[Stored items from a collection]
-------

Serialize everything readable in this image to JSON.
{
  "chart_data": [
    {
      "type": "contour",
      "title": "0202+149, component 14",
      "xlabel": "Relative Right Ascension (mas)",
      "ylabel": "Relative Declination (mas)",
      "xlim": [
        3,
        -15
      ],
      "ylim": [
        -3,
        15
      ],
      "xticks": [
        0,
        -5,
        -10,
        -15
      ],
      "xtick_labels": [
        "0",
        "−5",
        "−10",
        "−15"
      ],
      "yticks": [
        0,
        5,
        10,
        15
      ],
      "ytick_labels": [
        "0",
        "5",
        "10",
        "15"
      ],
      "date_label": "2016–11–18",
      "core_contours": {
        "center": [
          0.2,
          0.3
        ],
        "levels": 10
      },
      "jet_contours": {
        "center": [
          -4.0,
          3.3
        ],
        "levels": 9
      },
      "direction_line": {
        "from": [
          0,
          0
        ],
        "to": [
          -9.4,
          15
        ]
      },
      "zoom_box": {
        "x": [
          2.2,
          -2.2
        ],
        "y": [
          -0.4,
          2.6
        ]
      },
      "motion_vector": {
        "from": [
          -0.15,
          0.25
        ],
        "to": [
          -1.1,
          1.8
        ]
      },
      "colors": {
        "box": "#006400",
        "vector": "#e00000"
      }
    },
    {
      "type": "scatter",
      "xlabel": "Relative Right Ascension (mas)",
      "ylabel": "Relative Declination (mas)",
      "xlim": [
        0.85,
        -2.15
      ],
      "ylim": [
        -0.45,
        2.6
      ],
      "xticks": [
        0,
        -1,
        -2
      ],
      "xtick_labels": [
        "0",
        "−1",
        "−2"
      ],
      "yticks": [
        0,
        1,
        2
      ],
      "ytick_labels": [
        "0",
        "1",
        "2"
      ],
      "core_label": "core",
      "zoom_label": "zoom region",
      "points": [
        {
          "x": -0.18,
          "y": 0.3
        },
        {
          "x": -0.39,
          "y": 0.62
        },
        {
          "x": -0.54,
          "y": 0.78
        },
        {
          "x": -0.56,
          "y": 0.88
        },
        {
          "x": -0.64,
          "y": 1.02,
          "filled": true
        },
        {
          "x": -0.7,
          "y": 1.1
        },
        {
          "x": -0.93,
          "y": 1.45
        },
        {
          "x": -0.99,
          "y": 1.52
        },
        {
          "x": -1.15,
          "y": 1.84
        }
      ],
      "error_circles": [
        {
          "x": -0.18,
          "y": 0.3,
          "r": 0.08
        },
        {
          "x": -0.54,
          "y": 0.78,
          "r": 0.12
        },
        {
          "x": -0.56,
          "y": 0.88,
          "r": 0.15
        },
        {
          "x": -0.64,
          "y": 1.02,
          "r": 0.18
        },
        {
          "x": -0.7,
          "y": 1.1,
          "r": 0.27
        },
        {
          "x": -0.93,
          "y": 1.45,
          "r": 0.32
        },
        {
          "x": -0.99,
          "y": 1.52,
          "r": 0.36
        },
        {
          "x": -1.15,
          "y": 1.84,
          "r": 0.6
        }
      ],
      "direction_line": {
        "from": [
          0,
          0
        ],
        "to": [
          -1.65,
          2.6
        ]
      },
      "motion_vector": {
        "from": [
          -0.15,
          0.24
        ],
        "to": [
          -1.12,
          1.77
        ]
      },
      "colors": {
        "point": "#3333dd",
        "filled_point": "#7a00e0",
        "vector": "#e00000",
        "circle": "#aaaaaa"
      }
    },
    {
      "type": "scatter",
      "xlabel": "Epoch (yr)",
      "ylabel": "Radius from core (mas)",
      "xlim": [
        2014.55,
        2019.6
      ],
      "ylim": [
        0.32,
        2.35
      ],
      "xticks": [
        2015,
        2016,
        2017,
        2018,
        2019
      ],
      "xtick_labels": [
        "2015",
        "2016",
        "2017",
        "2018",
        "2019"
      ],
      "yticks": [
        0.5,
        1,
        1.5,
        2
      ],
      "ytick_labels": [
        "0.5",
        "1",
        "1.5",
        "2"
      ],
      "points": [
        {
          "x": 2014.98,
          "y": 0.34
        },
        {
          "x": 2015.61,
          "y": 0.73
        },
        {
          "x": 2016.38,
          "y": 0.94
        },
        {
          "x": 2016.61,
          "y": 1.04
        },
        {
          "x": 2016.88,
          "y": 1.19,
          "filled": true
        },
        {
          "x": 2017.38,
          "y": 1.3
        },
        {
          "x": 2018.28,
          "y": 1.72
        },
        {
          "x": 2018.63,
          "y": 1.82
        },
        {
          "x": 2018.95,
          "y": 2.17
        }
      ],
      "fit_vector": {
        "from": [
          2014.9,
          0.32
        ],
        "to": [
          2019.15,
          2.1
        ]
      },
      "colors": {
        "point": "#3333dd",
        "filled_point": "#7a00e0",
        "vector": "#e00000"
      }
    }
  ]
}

-------

What you will do = Set every line of the listing down word for word.

Finished answer =
Serialize everything readable in this image to JSON.
{
  "chart_data": [
    {
      "type": "contour",
      "title": "0202+149, component 14",
      "xlabel": "Relative Right Ascension (mas)",
      "ylabel": "Relative Declination (mas)",
      "xlim": [
        3,
        -15
      ],
      "ylim": [
        -3,
        15
      ],
      "xticks": [
        0,
        -5,
        -10,
        -15
      ],
      "xtick_labels": [
        "0",
        "−5",
        "−10",
        "−15"
      ],
      "yticks": [
        0,
        5,
        10,
        15
      ],
      "ytick_labels": [
        "0",
        "5",
        "10",
        "15"
      ],
      "date_label": "2016–11–18",
      "core_contours": {
        "center": [
          0.2,
          0.3
        ],
        "levels": 10
      },
      "jet_contours": {
        "center": [
          -4.0,
          3.3
        ],
        "levels": 9
      },
      "direction_line": {
        "from": [
          0,
          0
        ],
        "to": [
          -9.4,
          15
        ]
      },
      "zoom_box": {
        "x": [
          2.2,
          -2.2
        ],
        "y": [
          -0.4,
          2.6
        ]
      },
      "motion_vector": {
        "from": [
          -0.15,
          0.25
        ],
        "to": [
          -1.1,
          1.8
        ]
      },
      "colors": {
        "box": "#006400",
        "vector": "#e00000"
      }
    },
    {
      "type": "scatter",
      "xlabel": "Relative Right Ascension (mas)",
      "ylabel": "Relative Declination (mas)",
      "xlim": [
        0.85,
        -2.15
      ],
      "ylim": [
        -0.45,
        2.6
      ],
      "xticks": [
        0,
        -1,
        -2
      ],
      "xtick_labels": [
        "0",
        "−1",
        "−2"
      ],
      "yticks": [
        0,
        1,
        2
      ],
      "ytick_labels": [
        "0",
        "1",
        "2"
      ],
      "core_label": "core",
      "zoom_label": "zoom region",
      "points": [
        {
          "x": -0.18,
          "y": 0.3
        },
        {
          "x": -0.39,
          "y": 0.62
        },
        {
          "x": -0.54,
          "y": 0.78
        },
        {
          "x": -0.56,
          "y": 0.88
        },
        {
          "x": -0.64,
          "y": 1.02,
          "filled": true
        },
        {
          "x": -0.7,
          "y": 1.1
        },
        {
          "x": -0.93,
          "y": 1.45
        },
        {
          "x": -0.99,
          "y": 1.52
        },
        {
          "x": -1.15,
          "y": 1.84
        }
      ],
      "error_circles": [
        {
          "x": -0.18,
          "y": 0.3,
          "r": 0.08
        },
        {
          "x": -0.54,
          "y": 0.78,
          "r": 0.12
        },
        {
          "x": -0.56,
          "y": 0.88,
          "r": 0.15
        },
        {
          "x": -0.64,
          "y": 1.02,
          "r": 0.18
        },
        {
          "x": -0.7,
          "y": 1.1,
          "r": 0.27
        },
        {
          "x": -0.93,
          "y": 1.45,
          "r": 0.32
        },
        {
          "x": -0.99,
          "y": 1.52,
          "r": 0.36
        },
        {
          "x": -1.15,
          "y": 1.84,
          "r": 0.6
        }
      ],
      "direction_line": {
        "from": [
          0,
          0
        ],
        "to": [
          -1.65,
          2.6
        ]
      },
      "motion_vector": {
        "from": [
          -0.15,
          0.24
        ],
        "to": [
          -1.12,
          1.77
        ]
      },
      "colors": {
        "point": "#3333dd",
        "filled_point": "#7a00e0",
        "vector": "#e00000",
        "circle": "#aaaaaa"
      }
    },
    {
      "type": "scatter",
      "xlabel": "Epoch (yr)",
      "ylabel": "Radius from core (mas)",
      "xlim": [
        2014.55,
        2019.6
      ],
      "ylim": [
        0.32,
        2.35
      ],
      "xticks": [
        2015,
        2016,
        2017,
        2018,
        2019
      ],
      "xtick_labels": [
        "2015",
        "2016",
        "2017",
        "2018",
        "2019"
      ],
      "yticks": [
        0.5,
        1,
        1.5,
        2
      ],
      "ytick_labels": [
        "0.5",
        "1",
        "1.5",
        "2"
      ],
      "points": [
        {
          "x": 2014.98,
          "y": 0.34
        },
        {
          "x": 2015.61,
          "y": 0.73
        },
        {
          "x": 2016.38,
          "y": 0.94
        },
        {
          "x": 2016.61,
          "y": 1.04
        },
        {
          "x": 2016.88,
          "y": 1.19,
          "filled": true
        },
        {
          "x": 2017.38,
          "y": 1.3
        },
        {
          "x": 2018.28,
          "y": 1.72
        },
        {
          "x": 2018.63,
          "y": 1.82
        },
        {
          "x": 2018.95,
          "y": 2.17
        }
      ],
      "fit_vector": {
        "from": [
          2014.9,
          0.32
        ],
        "to": [
          2019.15,
          2.1
        ]
      },
      "colors": {
        "point": "#3333dd",
        "filled_point": "#7a00e0",
        "vector": "#e00000"
      }
    }
  ]
}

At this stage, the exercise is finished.